>> begin Records provided

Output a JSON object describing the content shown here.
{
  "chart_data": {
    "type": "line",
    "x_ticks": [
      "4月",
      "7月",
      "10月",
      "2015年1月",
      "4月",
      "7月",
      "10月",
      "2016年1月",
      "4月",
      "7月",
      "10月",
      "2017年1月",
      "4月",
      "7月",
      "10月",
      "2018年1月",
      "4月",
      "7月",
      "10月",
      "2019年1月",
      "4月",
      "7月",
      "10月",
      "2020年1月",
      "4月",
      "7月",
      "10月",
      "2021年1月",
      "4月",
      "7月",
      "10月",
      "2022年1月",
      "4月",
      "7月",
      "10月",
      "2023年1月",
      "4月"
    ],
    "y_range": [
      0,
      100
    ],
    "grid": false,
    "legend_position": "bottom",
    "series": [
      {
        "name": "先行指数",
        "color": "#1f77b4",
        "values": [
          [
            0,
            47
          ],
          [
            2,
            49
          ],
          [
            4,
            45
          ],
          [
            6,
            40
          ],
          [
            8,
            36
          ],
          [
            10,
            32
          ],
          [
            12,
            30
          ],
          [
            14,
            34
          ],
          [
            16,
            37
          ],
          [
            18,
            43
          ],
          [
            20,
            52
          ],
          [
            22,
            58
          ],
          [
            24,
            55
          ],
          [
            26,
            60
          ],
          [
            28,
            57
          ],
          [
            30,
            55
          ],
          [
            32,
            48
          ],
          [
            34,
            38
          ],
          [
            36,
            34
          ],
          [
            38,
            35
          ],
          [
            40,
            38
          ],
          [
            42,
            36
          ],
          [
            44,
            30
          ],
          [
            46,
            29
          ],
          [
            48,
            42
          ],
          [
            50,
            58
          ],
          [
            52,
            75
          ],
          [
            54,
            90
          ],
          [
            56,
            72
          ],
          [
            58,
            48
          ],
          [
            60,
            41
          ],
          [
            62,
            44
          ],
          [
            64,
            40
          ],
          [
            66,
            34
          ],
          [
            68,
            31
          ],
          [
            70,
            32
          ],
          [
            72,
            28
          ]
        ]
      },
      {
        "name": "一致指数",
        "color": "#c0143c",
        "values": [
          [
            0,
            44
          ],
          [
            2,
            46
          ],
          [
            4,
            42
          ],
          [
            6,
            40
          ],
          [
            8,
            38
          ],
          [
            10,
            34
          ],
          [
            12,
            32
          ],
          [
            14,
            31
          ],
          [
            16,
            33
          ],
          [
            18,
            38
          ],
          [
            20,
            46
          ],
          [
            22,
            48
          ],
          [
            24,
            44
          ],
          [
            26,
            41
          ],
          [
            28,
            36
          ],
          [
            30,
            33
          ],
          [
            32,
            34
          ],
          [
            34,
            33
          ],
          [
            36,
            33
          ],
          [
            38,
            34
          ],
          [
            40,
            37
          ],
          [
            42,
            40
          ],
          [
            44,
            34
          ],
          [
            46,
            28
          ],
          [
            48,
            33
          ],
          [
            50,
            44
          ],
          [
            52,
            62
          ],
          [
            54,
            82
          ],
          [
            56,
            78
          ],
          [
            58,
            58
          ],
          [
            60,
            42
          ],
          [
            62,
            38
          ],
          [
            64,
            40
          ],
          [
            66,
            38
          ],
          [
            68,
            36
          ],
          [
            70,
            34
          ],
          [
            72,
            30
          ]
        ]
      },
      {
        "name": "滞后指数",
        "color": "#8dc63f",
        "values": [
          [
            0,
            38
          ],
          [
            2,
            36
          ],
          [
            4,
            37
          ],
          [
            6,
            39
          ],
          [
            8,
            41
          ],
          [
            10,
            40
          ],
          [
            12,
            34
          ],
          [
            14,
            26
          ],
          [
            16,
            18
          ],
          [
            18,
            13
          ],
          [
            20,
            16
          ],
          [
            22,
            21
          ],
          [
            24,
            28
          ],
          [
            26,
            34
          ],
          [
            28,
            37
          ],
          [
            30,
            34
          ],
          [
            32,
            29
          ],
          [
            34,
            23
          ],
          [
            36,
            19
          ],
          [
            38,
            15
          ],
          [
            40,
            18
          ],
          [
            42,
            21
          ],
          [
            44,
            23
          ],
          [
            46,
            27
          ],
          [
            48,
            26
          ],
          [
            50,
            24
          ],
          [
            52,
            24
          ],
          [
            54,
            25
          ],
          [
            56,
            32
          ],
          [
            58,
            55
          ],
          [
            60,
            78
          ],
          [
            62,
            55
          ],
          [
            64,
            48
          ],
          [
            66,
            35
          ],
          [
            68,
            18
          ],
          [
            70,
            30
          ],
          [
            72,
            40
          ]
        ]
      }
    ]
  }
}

>> end Records provided

### Prompt
Identify every line where the string "color" appears.

### Solution
        "color": "#1f77b4",
        "color": "#c0143c",
        "color": "#8dc63f",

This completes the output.